Extracted records:
* * * * * * * * *

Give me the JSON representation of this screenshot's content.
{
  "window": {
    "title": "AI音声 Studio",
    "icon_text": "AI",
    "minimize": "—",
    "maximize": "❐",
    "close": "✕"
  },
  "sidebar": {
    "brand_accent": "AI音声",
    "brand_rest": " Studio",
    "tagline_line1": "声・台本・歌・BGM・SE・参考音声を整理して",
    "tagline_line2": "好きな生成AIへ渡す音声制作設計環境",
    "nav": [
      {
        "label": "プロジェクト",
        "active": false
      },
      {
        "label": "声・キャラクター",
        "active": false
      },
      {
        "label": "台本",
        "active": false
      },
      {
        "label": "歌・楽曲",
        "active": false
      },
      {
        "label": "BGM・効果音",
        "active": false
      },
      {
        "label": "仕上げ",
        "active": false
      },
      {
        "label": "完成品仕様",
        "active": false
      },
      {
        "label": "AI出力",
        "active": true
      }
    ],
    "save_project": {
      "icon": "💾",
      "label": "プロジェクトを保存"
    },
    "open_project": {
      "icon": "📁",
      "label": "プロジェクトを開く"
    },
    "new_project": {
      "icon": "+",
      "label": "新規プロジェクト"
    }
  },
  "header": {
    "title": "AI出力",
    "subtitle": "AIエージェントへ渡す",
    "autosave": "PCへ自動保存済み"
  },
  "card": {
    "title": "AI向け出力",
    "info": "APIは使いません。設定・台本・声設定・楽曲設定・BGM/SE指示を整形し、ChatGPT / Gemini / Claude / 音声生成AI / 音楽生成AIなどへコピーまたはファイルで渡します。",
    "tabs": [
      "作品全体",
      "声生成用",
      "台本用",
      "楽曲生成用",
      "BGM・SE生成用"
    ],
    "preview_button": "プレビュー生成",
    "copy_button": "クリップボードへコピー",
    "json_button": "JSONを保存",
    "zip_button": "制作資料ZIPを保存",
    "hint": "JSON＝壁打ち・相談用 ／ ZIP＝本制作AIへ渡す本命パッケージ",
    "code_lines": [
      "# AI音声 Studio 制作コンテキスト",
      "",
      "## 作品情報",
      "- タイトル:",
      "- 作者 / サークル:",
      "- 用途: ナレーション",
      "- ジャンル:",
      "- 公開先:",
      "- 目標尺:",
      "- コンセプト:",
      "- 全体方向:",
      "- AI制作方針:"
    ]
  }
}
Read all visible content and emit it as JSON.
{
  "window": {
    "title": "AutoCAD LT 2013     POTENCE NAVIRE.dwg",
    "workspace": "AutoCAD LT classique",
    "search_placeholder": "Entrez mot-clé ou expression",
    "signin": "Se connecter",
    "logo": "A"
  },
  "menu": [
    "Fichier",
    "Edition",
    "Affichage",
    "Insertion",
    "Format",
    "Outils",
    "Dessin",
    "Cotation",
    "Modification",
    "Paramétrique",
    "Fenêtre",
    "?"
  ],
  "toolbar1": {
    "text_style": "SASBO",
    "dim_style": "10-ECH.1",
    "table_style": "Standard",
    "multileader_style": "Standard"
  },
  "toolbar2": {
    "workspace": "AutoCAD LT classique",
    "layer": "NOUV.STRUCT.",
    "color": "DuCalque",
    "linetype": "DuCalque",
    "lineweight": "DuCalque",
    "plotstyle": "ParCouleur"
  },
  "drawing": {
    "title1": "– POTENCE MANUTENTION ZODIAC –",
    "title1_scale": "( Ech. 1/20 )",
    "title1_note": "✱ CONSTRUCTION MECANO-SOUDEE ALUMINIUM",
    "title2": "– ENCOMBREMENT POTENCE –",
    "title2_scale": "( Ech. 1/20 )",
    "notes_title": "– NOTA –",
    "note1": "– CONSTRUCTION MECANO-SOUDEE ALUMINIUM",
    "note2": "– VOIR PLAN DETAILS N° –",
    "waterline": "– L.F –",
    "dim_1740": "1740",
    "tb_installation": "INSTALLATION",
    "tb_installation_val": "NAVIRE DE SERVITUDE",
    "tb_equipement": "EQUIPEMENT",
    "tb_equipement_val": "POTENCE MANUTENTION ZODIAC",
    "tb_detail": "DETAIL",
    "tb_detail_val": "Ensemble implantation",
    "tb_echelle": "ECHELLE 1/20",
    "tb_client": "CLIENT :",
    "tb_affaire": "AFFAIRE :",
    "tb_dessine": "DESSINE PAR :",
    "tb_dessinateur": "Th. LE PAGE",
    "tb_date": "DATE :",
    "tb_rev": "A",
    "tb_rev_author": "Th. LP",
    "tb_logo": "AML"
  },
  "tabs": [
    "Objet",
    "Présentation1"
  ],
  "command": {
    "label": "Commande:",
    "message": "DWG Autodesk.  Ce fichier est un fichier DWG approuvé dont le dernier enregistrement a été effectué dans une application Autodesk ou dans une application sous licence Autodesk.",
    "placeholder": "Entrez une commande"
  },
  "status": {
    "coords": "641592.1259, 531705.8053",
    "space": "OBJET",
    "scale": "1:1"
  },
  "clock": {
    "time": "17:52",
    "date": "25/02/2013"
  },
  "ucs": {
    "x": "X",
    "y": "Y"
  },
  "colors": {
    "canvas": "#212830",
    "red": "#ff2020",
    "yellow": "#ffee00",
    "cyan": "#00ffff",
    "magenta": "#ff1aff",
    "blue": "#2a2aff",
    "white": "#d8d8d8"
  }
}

* * * * * * * * *

_Goal of the exercise_
Your task is to repeat the data exactly, with nothing left out.

_Task solution_
Give me the JSON representation of this screenshot's content.
{
  "window": {
    "title": "AI音声 Studio",
    "icon_text": "AI",
    "minimize": "—",
    "maximize": "❐",
    "close": "✕"
  },
  "sidebar": {
    "brand_accent": "AI音声",
    "brand_rest": " Studio",
    "tagline_line1": "声・台本・歌・BGM・SE・参考音声を整理して",
    "tagline_line2": "好きな生成AIへ渡す音声制作設計環境",
    "nav": [
      {
        "label": "プロジェクト",
        "active": false
      },
      {
        "label": "声・キャラクター",
        "active": false
      },
      {
        "label": "台本",
        "active": false
      },
      {
        "label": "歌・楽曲",
        "active": false
      },
      {
        "label": "BGM・効果音",
        "active": false
      },
      {
        "label": "仕上げ",
        "active": false
      },
      {
        "label": "完成品仕様",
        "active": false
      },
      {
        "label": "AI出力",
        "active": true
      }
    ],
    "save_project": {
      "icon": "💾",
      "label": "プロジェクトを保存"
    },
    "open_project": {
      "icon": "📁",
      "label": "プロジェクトを開く"
    },
    "new_project": {
      "icon": "+",
      "label": "新規プロジェクト"
    }
  },
  "header": {
    "title": "AI出力",
    "subtitle": "AIエージェントへ渡す",
    "autosave": "PCへ自動保存済み"
  },
  "card": {
    "title": "AI向け出力",
    "info": "APIは使いません。設定・台本・声設定・楽曲設定・BGM/SE指示を整形し、ChatGPT / Gemini / Claude / 音声生成AI / 音楽生成AIなどへコピーまたはファイルで渡します。",
    "tabs": [
      "作品全体",
      "声生成用",
      "台本用",
      "楽曲生成用",
      "BGM・SE生成用"
    ],
    "preview_button": "プレビュー生成",
    "copy_button": "クリップボードへコピー",
    "json_button": "JSONを保存",
    "zip_button": "制作資料ZIPを保存",
    "hint": "JSON＝壁打ち・相談用 ／ ZIP＝本制作AIへ渡す本命パッケージ",
    "code_lines": [
      "# AI音声 Studio 制作コンテキスト",
      "",
      "## 作品情報",
      "- タイトル:",
      "- 作者 / サークル:",
      "- 用途: ナレーション",
      "- ジャンル:",
      "- 公開先:",
      "- 目標尺:",
      "- コンセプト:",
      "- 全体方向:",
      "- AI制作方針:"
    ]
  }
}
Read all visible content and emit it as JSON.
{
  "window": {
    "title": "AutoCAD LT 2013     POTENCE NAVIRE.dwg",
    "workspace": "AutoCAD LT classique",
    "search_placeholder": "Entrez mot-clé ou expression",
    "signin": "Se connecter",
    "logo": "A"
  },
  "menu": [
    "Fichier",
    "Edition",
    "Affichage",
    "Insertion",
    "Format",
    "Outils",
    "Dessin",
    "Cotation",
    "Modification",
    "Paramétrique",
    "Fenêtre",
    "?"
  ],
  "toolbar1": {
    "text_style": "SASBO",
    "dim_style": "10-ECH.1",
    "table_style": "Standard",
    "multileader_style": "Standard"
  },
  "toolbar2": {
    "workspace": "AutoCAD LT classique",
    "layer": "NOUV.STRUCT.",
    "color": "DuCalque",
    "linetype": "DuCalque",
    "lineweight": "DuCalque",
    "plotstyle": "ParCouleur"
  },
  "drawing": {
    "title1": "– POTENCE MANUTENTION ZODIAC –",
    "title1_scale": "( Ech. 1/20 )",
    "title1_note": "✱ CONSTRUCTION MECANO-SOUDEE ALUMINIUM",
    "title2": "– ENCOMBREMENT POTENCE –",
    "title2_scale": "( Ech. 1/20 )",
    "notes_title": "– NOTA –",
    "note1": "– CONSTRUCTION MECANO-SOUDEE ALUMINIUM",
    "note2": "– VOIR PLAN DETAILS N° –",
    "waterline": "– L.F –",
    "dim_1740": "1740",
    "tb_installation": "INSTALLATION",
    "tb_installation_val": "NAVIRE DE SERVITUDE",
    "tb_equipement": "EQUIPEMENT",
    "tb_equipement_val": "POTENCE MANUTENTION ZODIAC",
    "tb_detail": "DETAIL",
    "tb_detail_val": "Ensemble implantation",
    "tb_echelle": "ECHELLE 1/20",
    "tb_client": "CLIENT :",
    "tb_affaire": "AFFAIRE :",
    "tb_dessine": "DESSINE PAR :",
    "tb_dessinateur": "Th. LE PAGE",
    "tb_date": "DATE :",
    "tb_rev": "A",
    "tb_rev_author": "Th. LP",
    "tb_logo": "AML"
  },
  "tabs": [
    "Objet",
    "Présentation1"
  ],
  "command": {
    "label": "Commande:",
    "message": "DWG Autodesk.  Ce fichier est un fichier DWG approuvé dont le dernier enregistrement a été effectué dans une application Autodesk ou dans une application sous licence Autodesk.",
    "placeholder": "Entrez une commande"
  },
  "status": {
    "coords": "641592.1259, 531705.8053",
    "space": "OBJET",
    "scale": "1:1"
  },
  "clock": {
    "time": "17:52",
    "date": "25/02/2013"
  },
  "ucs": {
    "x": "X",
    "y": "Y"
  },
  "colors": {
    "canvas": "#212830",
    "red": "#ff2020",
    "yellow": "#ffee00",
    "cyan": "#00ffff",
    "magenta": "#ff1aff",
    "blue": "#2a2aff",
    "white": "#d8d8d8"
  }
}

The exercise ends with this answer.